Records
* * *
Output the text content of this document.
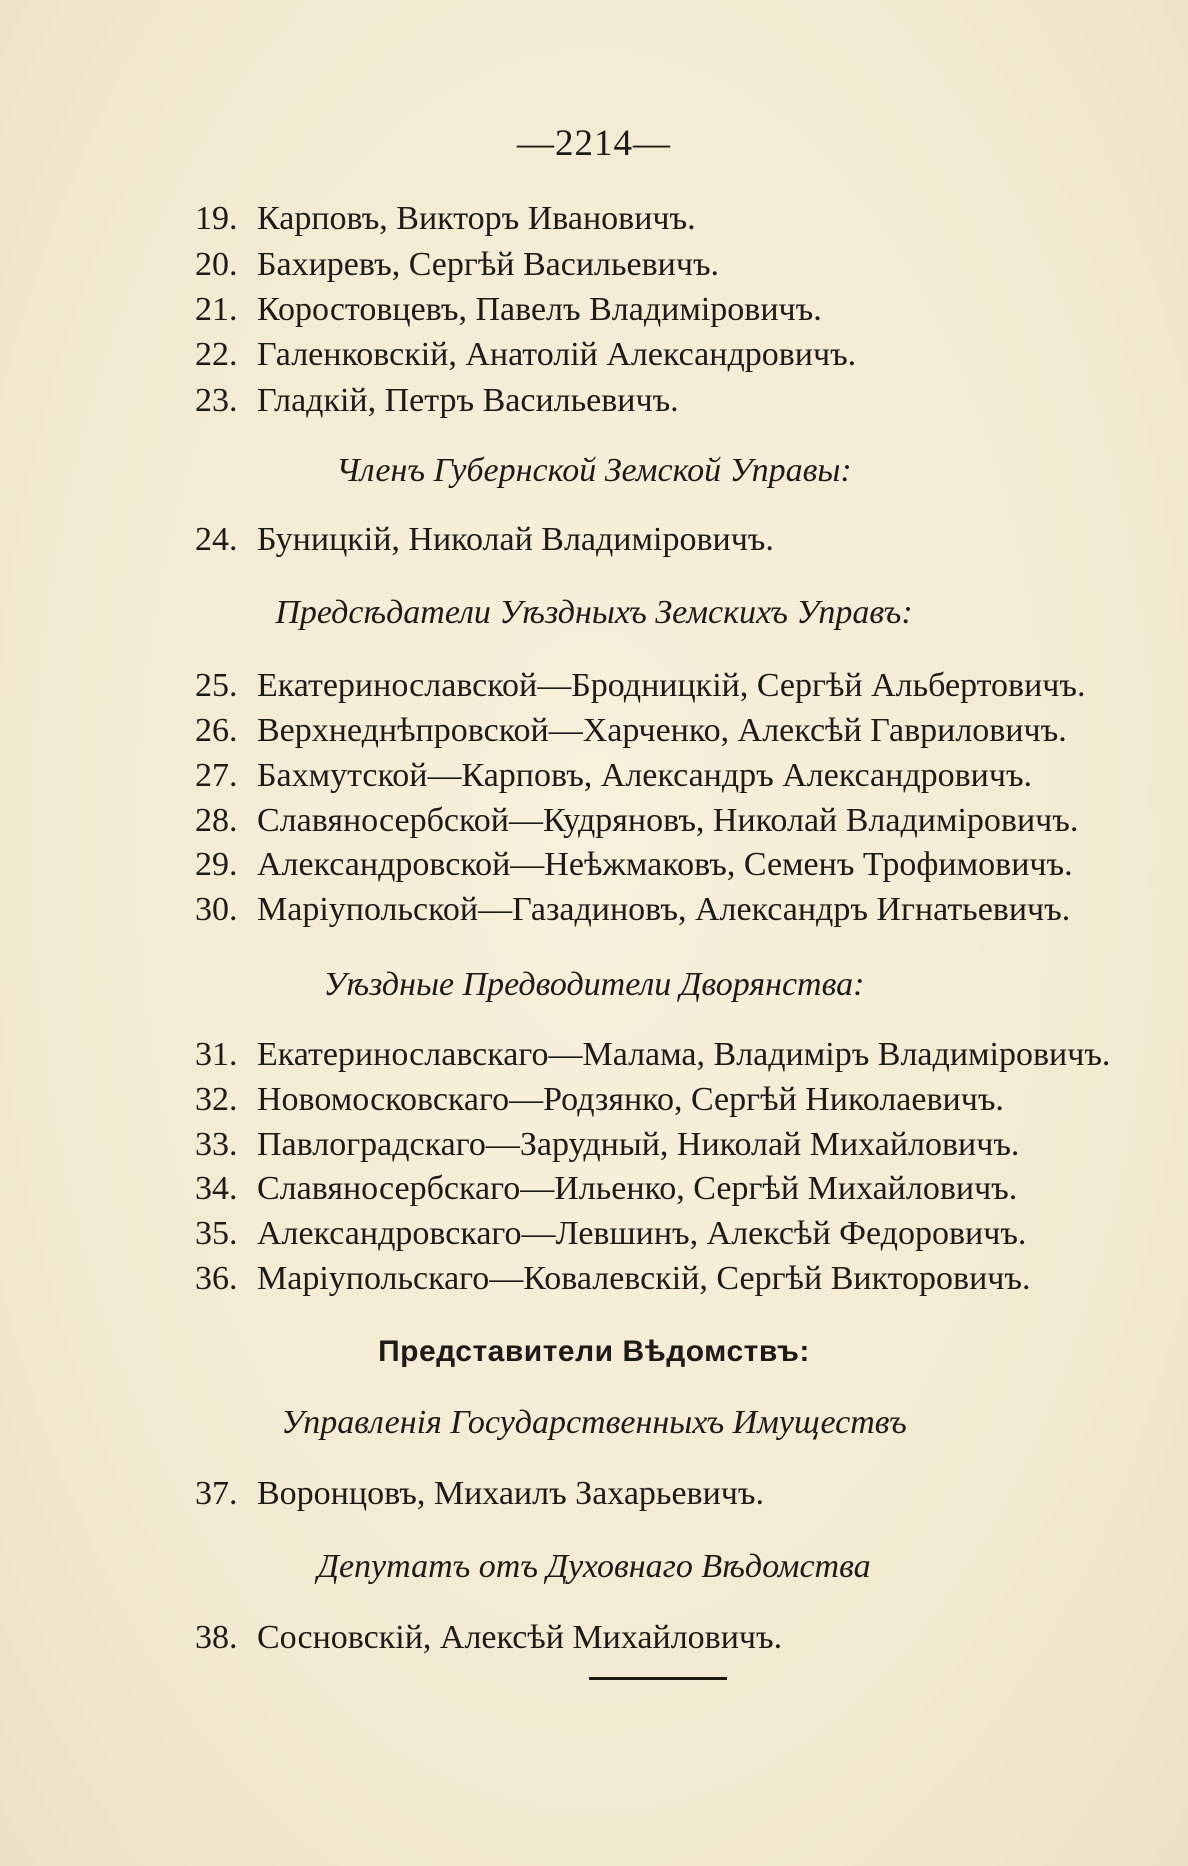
—2214—
19. Карповъ, Викторъ Ивановичъ.
20. Бахиревъ, Сергѣй Васильевичъ.
21. Коростовцевъ, Павелъ Владимiровичъ.
22. Галенковскiй, Анатолiй Александровичъ.
23. Гладкiй, Петръ Васильевичъ.
Членъ Губернской Земской Управы:
24. Буницкiй, Николай Владимiровичъ.
Предсѣдатели Уѣздныхъ Земскихъ Управъ:
25. Екатеринославской—Бродницкiй, Сергѣй Альбертовичъ.
26. Верхнеднѣпровской—Харченко, Алексѣй Гавриловичъ.
27. Бахмутской—Карповъ, Александръ Александровичъ.
28. Славяносербской—Кудряновъ, Николай Владимiровичъ.
29. Александровской—Неѣжмаковъ, Семенъ Трофимовичъ.
30. Марiупольской—Газадиновъ, Александръ Игнатьевичъ.
Уѣздные Предводители Дворянства:
31. Екатеринославскаго—Малама, Владимiръ Владимiровичъ.
32. Новомосковскаго—Родзянко, Сергѣй Николаевичъ.
33. Павлоградскаго—Зарудный, Николай Михайловичъ.
34. Славяносербскаго—Ильенко, Сергѣй Михайловичъ.
35. Александровскаго—Левшинъ, Алексѣй Федоровичъ.
36. Марiупольскаго—Ковалевскiй, Сергѣй Викторовичъ.
Представители Вѣдомствъ:
Управленiя Государственныхъ Имуществъ
37. Воронцовъ, Михаилъ Захарьевичъ.
Депутатъ отъ Духовнаго Вѣдомства
38. Сосновскiй, Алексѣй Михайловичъ.
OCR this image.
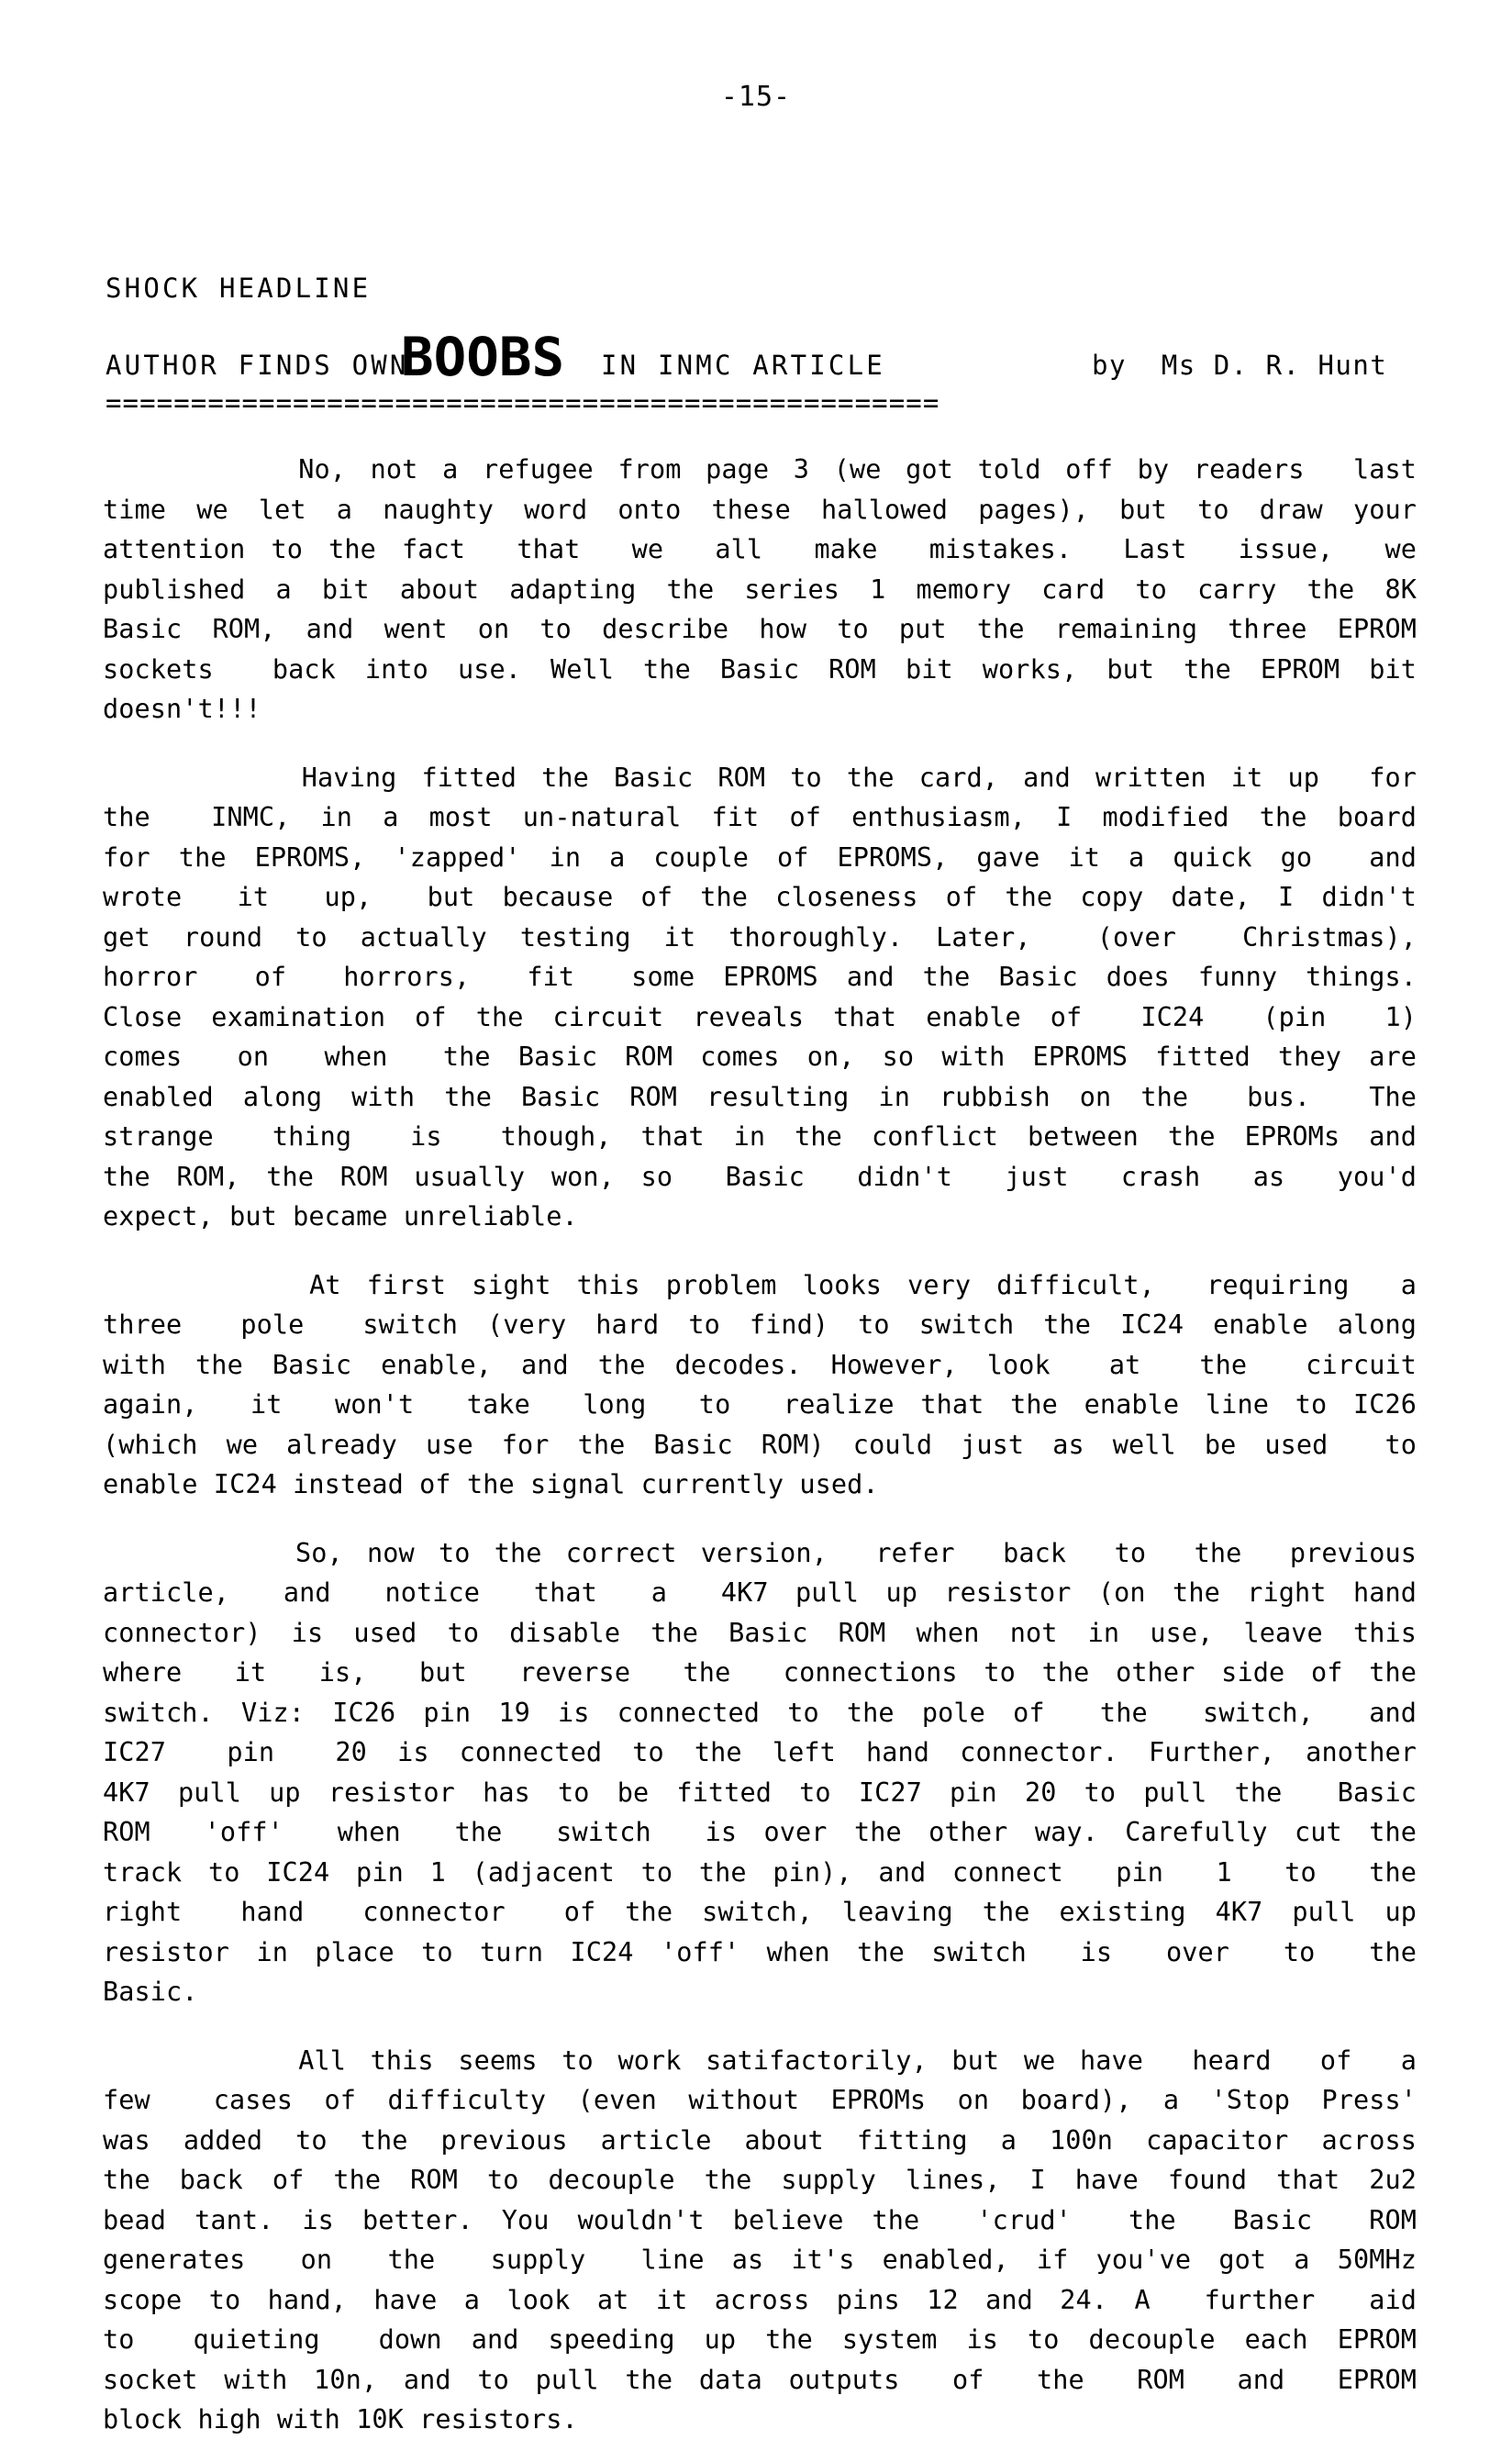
-15-
SHOCK HEADLINE
AUTHOR FINDS OWN
BOOBS IN INMC ARTICLE	by  Ms D. R. Hunt
=================================================
No, not a refugee from page 3 (we got told off by readers  last
time we let a naughty word onto these hallowed pages), but to draw your
attention to the fact  that  we  all  make  mistakes.  Last  issue,  we
published a bit about adapting the series 1 memory card to carry the 8K
Basic ROM, and went on to describe how to put the remaining three EPROM
sockets  back into use. Well the Basic ROM bit works, but the EPROM bit
doesn't!!!
Having fitted the Basic ROM to the card, and written it up  for
the  INMC, in a most un-natural fit of enthusiasm, I modified the board
for the EPROMS, 'zapped' in a couple of EPROMS, gave it a quick go  and
wrote  it  up,  but because of the closeness of the copy date, I didn't
get round to actually testing it thoroughly. Later,  (over  Christmas),
horror  of  horrors,  fit  some EPROMS and the Basic does funny things.
Close examination of the circuit reveals that enable of  IC24  (pin  1)
comes  on  when  the Basic ROM comes on, so with EPROMS fitted they are
enabled along with the Basic ROM resulting in rubbish on the  bus.  The
strange  thing  is  though, that in the conflict between the EPROMs and
the ROM, the ROM usually won, so  Basic  didn't  just  crash  as  you'd
expect, but became unreliable.
At first sight this problem looks very difficult,  requiring  a
three  pole  switch (very hard to find) to switch the IC24 enable along
with the Basic enable, and the decodes. However, look  at  the  circuit
again,  it  won't  take  long  to  realize that the enable line to IC26
(which we already use for the Basic ROM) could just as well be used  to
enable IC24 instead of the signal currently used.
So, now to the correct version,  refer  back  to  the  previous
article,  and  notice  that  a  4K7 pull up resistor (on the right hand
connector) is used to disable the Basic ROM when not in use, leave this
where  it  is,  but  reverse  the  connections to the other side of the
switch. Viz: IC26 pin 19 is connected to the pole of  the  switch,  and
IC27  pin  20 is connected to the left hand connector. Further, another
4K7 pull up resistor has to be fitted to IC27 pin 20 to pull the  Basic
ROM  'off'  when  the  switch  is over the other way. Carefully cut the
track to IC24 pin 1 (adjacent to the pin), and connect  pin  1  to  the
right  hand  connector  of the switch, leaving the existing 4K7 pull up
resistor in place to turn IC24 'off' when the switch  is  over  to  the
Basic.
All this seems to work satifactorily, but we have  heard  of  a
few  cases of difficulty (even without EPROMs on board), a 'Stop Press'
was added to the previous article about fitting a 100n capacitor across
the back of the ROM to decouple the supply lines, I have found that 2u2
bead tant. is better. You wouldn't believe the  'crud'  the  Basic  ROM
generates  on  the  supply  line as it's enabled, if you've got a 50MHz
scope to hand, have a look at it across pins 12 and 24. A  further  aid
to  quieting  down and speeding up the system is to decouple each EPROM
socket with 10n, and to pull the data outputs  of  the  ROM  and  EPROM
block high with 10K resistors.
* * *
Instruction: Quote every entry exactly, with the pictures omitted.

Problem solution:
Output the text content of this document.
—2214—
19. Карповъ, Викторъ Ивановичъ.
20. Бахиревъ, Сергѣй Васильевичъ.
21. Коростовцевъ, Павелъ Владимiровичъ.
22. Галенковскiй, Анатолiй Александровичъ.
23. Гладкiй, Петръ Васильевичъ.
Членъ Губернской Земской Управы:
24. Буницкiй, Николай Владимiровичъ.
Предсѣдатели Уѣздныхъ Земскихъ Управъ:
25. Екатеринославской—Бродницкiй, Сергѣй Альбертовичъ.
26. Верхнеднѣпровской—Харченко, Алексѣй Гавриловичъ.
27. Бахмутской—Карповъ, Александръ Александровичъ.
28. Славяносербской—Кудряновъ, Николай Владимiровичъ.
29. Александровской—Неѣжмаковъ, Семенъ Трофимовичъ.
30. Марiупольской—Газадиновъ, Александръ Игнатьевичъ.
Уѣздные Предводители Дворянства:
31. Екатеринославскаго—Малама, Владимiръ Владимiровичъ.
32. Новомосковскаго—Родзянко, Сергѣй Николаевичъ.
33. Павлоградскаго—Зарудный, Николай Михайловичъ.
34. Славяносербскаго—Ильенко, Сергѣй Михайловичъ.
35. Александровскаго—Левшинъ, Алексѣй Федоровичъ.
36. Марiупольскаго—Ковалевскiй, Сергѣй Викторовичъ.
Представители Вѣдомствъ:
Управленiя Государственныхъ Имуществъ
37. Воронцовъ, Михаилъ Захарьевичъ.
Депутатъ отъ Духовнаго Вѣдомства
38. Сосновскiй, Алексѣй Михайловичъ.
OCR this image.
-15-
SHOCK HEADLINE
AUTHOR FINDS OWN
BOOBS IN INMC ARTICLE	by  Ms D. R. Hunt
=================================================
No, not a refugee from page 3 (we got told off by readers  last
time we let a naughty word onto these hallowed pages), but to draw your
attention to the fact  that  we  all  make  mistakes.  Last  issue,  we
published a bit about adapting the series 1 memory card to carry the 8K
Basic ROM, and went on to describe how to put the remaining three EPROM
sockets  back into use. Well the Basic ROM bit works, but the EPROM bit
doesn't!!!
Having fitted the Basic ROM to the card, and written it up  for
the  INMC, in a most un-natural fit of enthusiasm, I modified the board
for the EPROMS, 'zapped' in a couple of EPROMS, gave it a quick go  and
wrote  it  up,  but because of the closeness of the copy date, I didn't
get round to actually testing it thoroughly. Later,  (over  Christmas),
horror  of  horrors,  fit  some EPROMS and the Basic does funny things.
Close examination of the circuit reveals that enable of  IC24  (pin  1)
comes  on  when  the Basic ROM comes on, so with EPROMS fitted they are
enabled along with the Basic ROM resulting in rubbish on the  bus.  The
strange  thing  is  though, that in the conflict between the EPROMs and
the ROM, the ROM usually won, so  Basic  didn't  just  crash  as  you'd
expect, but became unreliable.
At first sight this problem looks very difficult,  requiring  a
three  pole  switch (very hard to find) to switch the IC24 enable along
with the Basic enable, and the decodes. However, look  at  the  circuit
again,  it  won't  take  long  to  realize that the enable line to IC26
(which we already use for the Basic ROM) could just as well be used  to
enable IC24 instead of the signal currently used.
So, now to the correct version,  refer  back  to  the  previous
article,  and  notice  that  a  4K7 pull up resistor (on the right hand
connector) is used to disable the Basic ROM when not in use, leave this
where  it  is,  but  reverse  the  connections to the other side of the
switch. Viz: IC26 pin 19 is connected to the pole of  the  switch,  and
IC27  pin  20 is connected to the left hand connector. Further, another
4K7 pull up resistor has to be fitted to IC27 pin 20 to pull the  Basic
ROM  'off'  when  the  switch  is over the other way. Carefully cut the
track to IC24 pin 1 (adjacent to the pin), and connect  pin  1  to  the
right  hand  connector  of the switch, leaving the existing 4K7 pull up
resistor in place to turn IC24 'off' when the switch  is  over  to  the
Basic.
All this seems to work satifactorily, but we have  heard  of  a
few  cases of difficulty (even without EPROMs on board), a 'Stop Press'
was added to the previous article about fitting a 100n capacitor across
the back of the ROM to decouple the supply lines, I have found that 2u2
bead tant. is better. You wouldn't believe the  'crud'  the  Basic  ROM
generates  on  the  supply  line as it's enabled, if you've got a 50MHz
scope to hand, have a look at it across pins 12 and 24. A  further  aid
to  quieting  down and speeding up the system is to decouple each EPROM
socket with 10n, and to pull the data outputs  of  the  ROM  and  EPROM
block high with 10K resistors.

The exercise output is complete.